*DATA LINES*
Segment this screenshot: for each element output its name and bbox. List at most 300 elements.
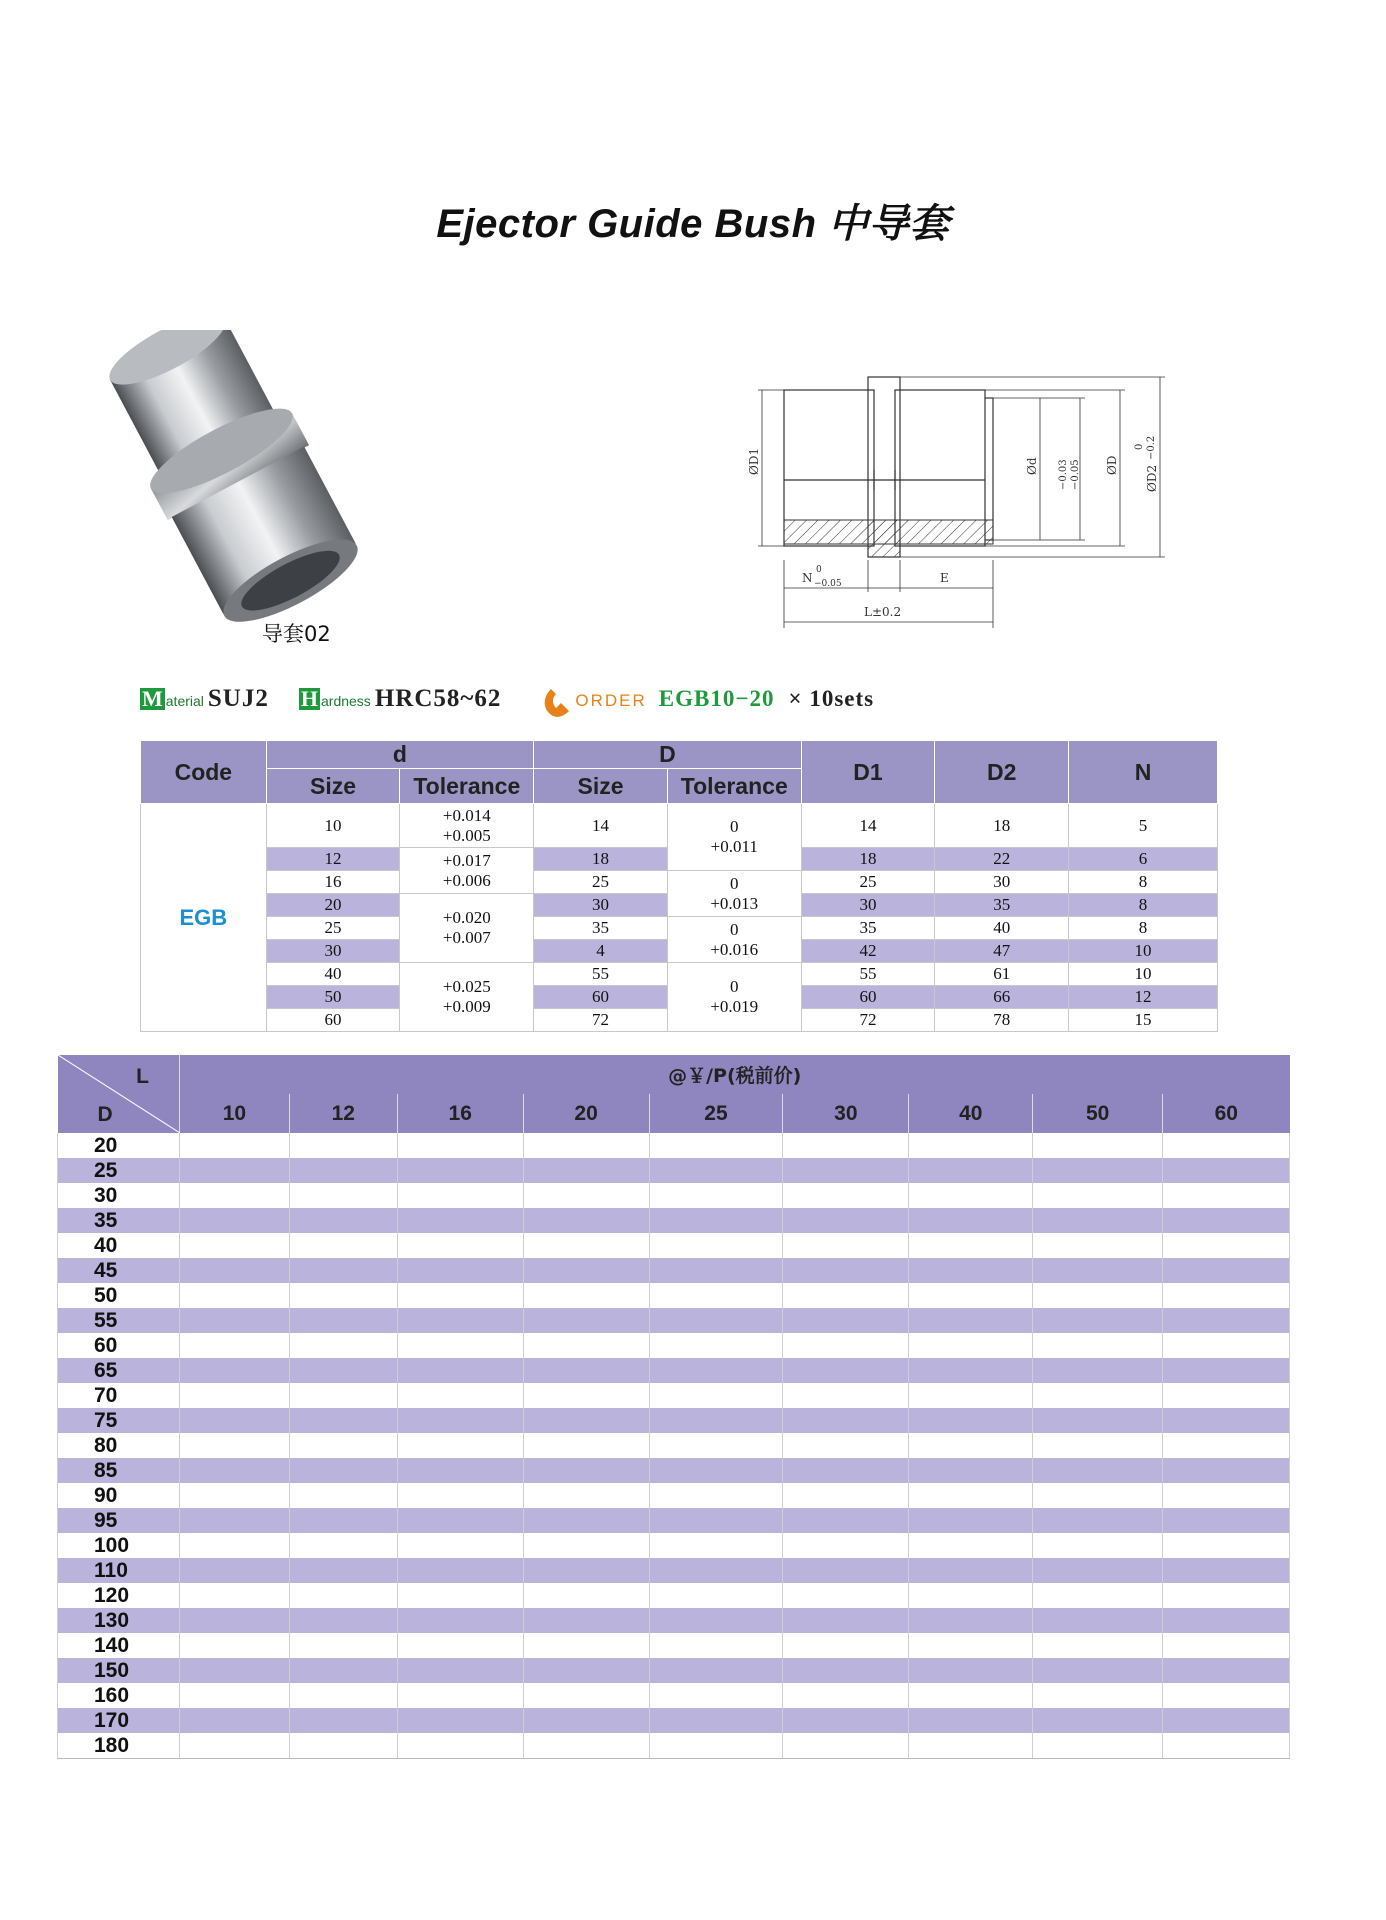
D-tolerance-cell: 0 +0.011 xyxy=(667,804,801,871)
price-cell xyxy=(649,1508,783,1533)
D-size-cell: 60 xyxy=(534,986,668,1009)
price-cell xyxy=(397,1208,523,1233)
price-cell xyxy=(649,1333,783,1358)
price-cell xyxy=(289,1283,397,1308)
dim-D2-tol-top: 0 xyxy=(1134,443,1145,450)
price-cell xyxy=(397,1258,523,1283)
spec-table xyxy=(140,740,1218,1032)
d-size-cell: 12 xyxy=(266,848,400,871)
price-cell xyxy=(289,1533,397,1558)
price-cell xyxy=(1033,1558,1163,1583)
price-cell xyxy=(649,1158,783,1183)
D-size-cell: 55 xyxy=(534,963,668,986)
price-cell xyxy=(649,1633,783,1658)
price-cell xyxy=(289,1333,397,1358)
price-cell xyxy=(1033,1408,1163,1433)
D-size-cell: 18 xyxy=(534,848,668,871)
price-cell xyxy=(523,1683,649,1708)
D1-cell: 42 xyxy=(801,940,935,963)
table-row xyxy=(58,1408,1290,1433)
price-cell xyxy=(1033,1358,1163,1383)
price-cell xyxy=(649,1483,783,1508)
price-cell xyxy=(397,1133,523,1158)
table-row xyxy=(58,1458,1290,1483)
price-cell xyxy=(1033,1308,1163,1333)
diameter-cell: 70 xyxy=(58,1383,180,1408)
price-cell xyxy=(289,1183,397,1208)
price-cell xyxy=(783,1583,909,1608)
D1-cell: 35 xyxy=(801,917,935,940)
price-cell xyxy=(1163,1533,1290,1558)
N-cell: 8 xyxy=(1069,871,1218,894)
price-cell xyxy=(523,1533,649,1558)
price-cell xyxy=(1163,1333,1290,1358)
price-cell xyxy=(289,1633,397,1658)
price-cell xyxy=(783,1658,909,1683)
diameter-cell: 55 xyxy=(58,1308,180,1333)
price-cell xyxy=(397,1458,523,1483)
length-header: 16 xyxy=(397,1094,523,1133)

*WHAT NEEDS TO BE DONE*
Write out every line of the data above word for word, leaving out the picture.

*FULL OUTPUT*
Segment this screenshot: for each element output its name and bbox. List at most 300 elements.
D-tolerance-cell: 0 +0.011 xyxy=(667,804,801,871)
price-cell xyxy=(649,1508,783,1533)
D-size-cell: 60 xyxy=(534,986,668,1009)
price-cell xyxy=(397,1208,523,1233)
price-cell xyxy=(649,1333,783,1358)
price-cell xyxy=(289,1283,397,1308)
dim-D2-tol-top: 0 xyxy=(1134,443,1145,450)
price-cell xyxy=(397,1258,523,1283)
spec-table xyxy=(140,740,1218,1032)
d-size-cell: 12 xyxy=(266,848,400,871)
price-cell xyxy=(289,1533,397,1558)
price-cell xyxy=(1033,1558,1163,1583)
price-cell xyxy=(649,1158,783,1183)
D-size-cell: 55 xyxy=(534,963,668,986)
price-cell xyxy=(649,1633,783,1658)
price-cell xyxy=(289,1333,397,1358)
price-cell xyxy=(1033,1408,1163,1433)
D-size-cell: 18 xyxy=(534,848,668,871)
price-cell xyxy=(523,1683,649,1708)
D1-cell: 42 xyxy=(801,940,935,963)
table-row xyxy=(58,1408,1290,1433)
price-cell xyxy=(1033,1358,1163,1383)
price-cell xyxy=(649,1483,783,1508)
price-cell xyxy=(397,1133,523,1158)
table-row xyxy=(58,1458,1290,1483)
price-cell xyxy=(1033,1308,1163,1333)
diameter-cell: 70 xyxy=(58,1383,180,1408)
price-cell xyxy=(289,1183,397,1208)
price-cell xyxy=(783,1583,909,1608)
D1-cell: 35 xyxy=(801,917,935,940)
price-cell xyxy=(1163,1533,1290,1558)
N-cell: 8 xyxy=(1069,871,1218,894)
price-cell xyxy=(523,1533,649,1558)
price-cell xyxy=(1163,1333,1290,1358)
price-cell xyxy=(289,1633,397,1658)
price-cell xyxy=(783,1658,909,1683)
diameter-cell: 55 xyxy=(58,1308,180,1333)
price-cell xyxy=(397,1458,523,1483)
length-header: 16 xyxy=(397,1094,523,1133)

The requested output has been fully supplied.